**Goal**
Identify each line of the listing below that contains the string "title" and reproduce those lines verbatim. Case counts.

======

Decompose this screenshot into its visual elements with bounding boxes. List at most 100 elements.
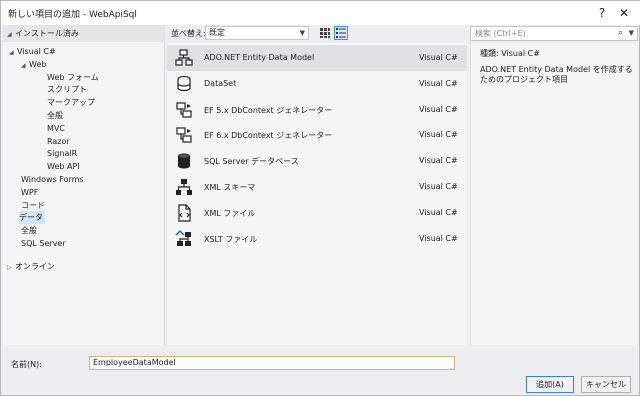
tree-item[interactable]: マークアップ bbox=[47, 96, 95, 109]
tree-item[interactable]: データ bbox=[19, 211, 45, 225]
detail-pane: 種類: Visual C# ADO.NET Entity Data Model … bbox=[470, 43, 638, 345]
tree-item[interactable]: SignalR bbox=[47, 147, 77, 160]
window-title: 新しい項目の追加 - WebApiSql bbox=[8, 10, 137, 20]
tree-item[interactable]: スクリプト bbox=[47, 83, 87, 96]
search-icon[interactable]: ⌕ bbox=[618, 27, 623, 40]
tree-item-label: Web API bbox=[47, 162, 80, 172]
template-item-name: ADO.NET Entity Data Model bbox=[204, 53, 315, 62]
tree-item-label: データ bbox=[19, 213, 43, 223]
online-label: オンライン bbox=[15, 262, 55, 271]
list-view-button[interactable] bbox=[334, 26, 348, 40]
collapse-triangle-icon[interactable]: ◢ bbox=[21, 59, 29, 72]
template-item-language: Visual C# bbox=[419, 53, 458, 62]
installed-label: インストール済み bbox=[15, 29, 79, 38]
tree-item-label: MVC bbox=[47, 123, 65, 133]
xml-schema-icon bbox=[175, 178, 193, 196]
grid-view-button[interactable] bbox=[318, 26, 332, 40]
tree-item[interactable]: ◢ Visual C# bbox=[9, 45, 56, 58]
expand-triangle-icon[interactable]: ▷ bbox=[7, 261, 15, 274]
collapse-triangle-icon[interactable]: ◢ bbox=[7, 28, 15, 41]
tree-item[interactable]: コード bbox=[21, 199, 45, 212]
template-item-name: DataSet bbox=[204, 78, 237, 88]
tree-item-label: スクリプト bbox=[47, 85, 87, 95]
search-options-chevron-icon[interactable]: ▼ bbox=[629, 27, 634, 40]
search-input[interactable]: 検索 (Ctrl+E) ⌕ ▼ bbox=[470, 26, 638, 41]
tree-item[interactable]: 全般 bbox=[47, 109, 63, 122]
template-item-language: Visual C# bbox=[419, 207, 458, 217]
tree-item[interactable]: ◢ Web bbox=[21, 58, 46, 71]
list-toolbar: 並べ替え: 既定 ▼ bbox=[167, 25, 467, 42]
template-item-language: Visual C# bbox=[419, 182, 458, 191]
template-item-name: XML ファイル bbox=[204, 208, 256, 218]
sort-select[interactable]: 既定 ▼ bbox=[205, 26, 309, 40]
database-icon bbox=[175, 152, 193, 170]
template-item[interactable]: XML ファイル Visual C# bbox=[167, 200, 467, 226]
name-input[interactable]: EmployeeDataModel bbox=[89, 356, 455, 370]
template-item-name: XSLT ファイル bbox=[204, 234, 258, 244]
entity-model-icon bbox=[175, 49, 193, 67]
tree-item[interactable]: Web API bbox=[47, 160, 80, 173]
tree-item-online[interactable]: ▷ オンライン bbox=[7, 260, 55, 273]
tree-item-label: Web bbox=[29, 59, 47, 69]
template-list: ADO.NET Entity Data Model Visual C# DataSe… bbox=[167, 43, 467, 345]
name-label: 名前(N): bbox=[11, 360, 42, 369]
tree-item-label: Razor bbox=[47, 136, 70, 146]
template-item[interactable]: ADO.NET Entity Data Model Visual C# bbox=[167, 45, 467, 71]
tree-item[interactable]: 全般 bbox=[21, 224, 37, 237]
chevron-down-icon: ▼ bbox=[299, 29, 305, 37]
search-placeholder: 検索 (Ctrl+E) bbox=[475, 29, 526, 38]
template-item[interactable]: EF 6.x DbContext ジェネレーター Visual C# bbox=[167, 122, 467, 148]
template-kind: 種類: Visual C# bbox=[480, 49, 540, 58]
tree-item[interactable]: Windows Forms bbox=[21, 173, 84, 186]
tree-item-label: マークアップ bbox=[47, 98, 95, 108]
template-item-language: Visual C# bbox=[419, 233, 458, 243]
ef5-generator-icon bbox=[175, 101, 193, 119]
tree-item[interactable]: MVC bbox=[47, 122, 65, 135]
template-item-name: SQL Server データベース bbox=[204, 157, 299, 167]
template-category-pane: ◢ インストール済み ◢ Visual C# ◢ Web Web フォーム スクリプト マーク… bbox=[3, 25, 165, 345]
tree-item-label: Visual C# bbox=[17, 47, 56, 56]
add-button[interactable]: 追加(A) bbox=[526, 376, 574, 393]
collapse-triangle-icon[interactable]: ◢ bbox=[9, 46, 17, 59]
sort-value: 既定 bbox=[209, 28, 225, 37]
tree-item[interactable]: SQL Server bbox=[21, 237, 66, 250]
tree-item[interactable]: Web フォーム bbox=[47, 71, 99, 84]
template-item[interactable]: DataSet Visual C# bbox=[167, 71, 467, 97]
help-button[interactable]: ? bbox=[593, 4, 611, 22]
xml-file-icon bbox=[175, 204, 193, 222]
tree-item-label: Web フォーム bbox=[47, 72, 99, 82]
template-item-language: Visual C# bbox=[419, 78, 458, 88]
close-button[interactable]: ✕ bbox=[615, 4, 633, 22]
template-item[interactable]: EF 5.x DbContext ジェネレーター Visual C# bbox=[167, 97, 467, 123]
sort-label: 並べ替え: bbox=[171, 29, 206, 38]
template-item-language: Visual C# bbox=[419, 156, 458, 166]
template-item[interactable]: SQL Server データベース Visual C# bbox=[167, 148, 467, 174]
tree-item-label: 全般 bbox=[47, 111, 63, 120]
template-item-language: Visual C# bbox=[419, 104, 458, 114]
template-description: ADO.NET Entity Data Model を作成するためのプロジェクト… bbox=[480, 65, 633, 84]
template-item[interactable]: XML スキーマ Visual C# bbox=[167, 174, 467, 200]
ef6-generator-icon bbox=[175, 126, 193, 144]
template-item-language: Visual C# bbox=[419, 130, 458, 140]
tree-item-label: WPF bbox=[21, 187, 39, 197]
add-new-item-dialog: 新しい項目の追加 - WebApiSql ? ✕ ◢ インストール済み ◢ Visu… bbox=[0, 0, 640, 396]
tree-item-label: SQL Server bbox=[21, 239, 66, 248]
template-item-name: EF 6.x DbContext ジェネレーター bbox=[204, 131, 333, 141]
name-row: 名前(N): EmployeeDataModel bbox=[1, 355, 640, 373]
tree-item[interactable]: Razor bbox=[47, 135, 70, 148]
dataset-icon bbox=[175, 75, 193, 93]
tree-item-label: コード bbox=[21, 200, 45, 210]
cancel-button[interactable]: キャンセル bbox=[581, 376, 631, 393]
tree-item-label: Windows Forms bbox=[21, 175, 84, 184]
template-item-name: XML スキーマ bbox=[204, 183, 256, 192]
tree-item-label: SignalR bbox=[47, 149, 78, 159]
title-bar: 新しい項目の追加 - WebApiSql ? ✕ bbox=[1, 1, 640, 25]
grid-view-icon bbox=[320, 28, 330, 38]
installed-header[interactable]: ◢ インストール済み bbox=[3, 25, 165, 42]
template-item-name: EF 5.x DbContext ジェネレーター bbox=[204, 105, 333, 115]
tree-item[interactable]: WPF bbox=[21, 186, 38, 199]
xslt-file-icon bbox=[175, 229, 193, 248]
template-item[interactable]: XSLT ファイル Visual C# bbox=[167, 226, 467, 252]
list-view-icon bbox=[336, 28, 346, 38]
tree-item-label: 全般 bbox=[21, 226, 37, 236]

======

**Output for this task**
window-title: 新しい項目の追加 - WebApiSql bbox=[8, 10, 137, 20]
title-bar: 新しい項目の追加 - WebApiSql ? ✕ bbox=[1, 1, 640, 25]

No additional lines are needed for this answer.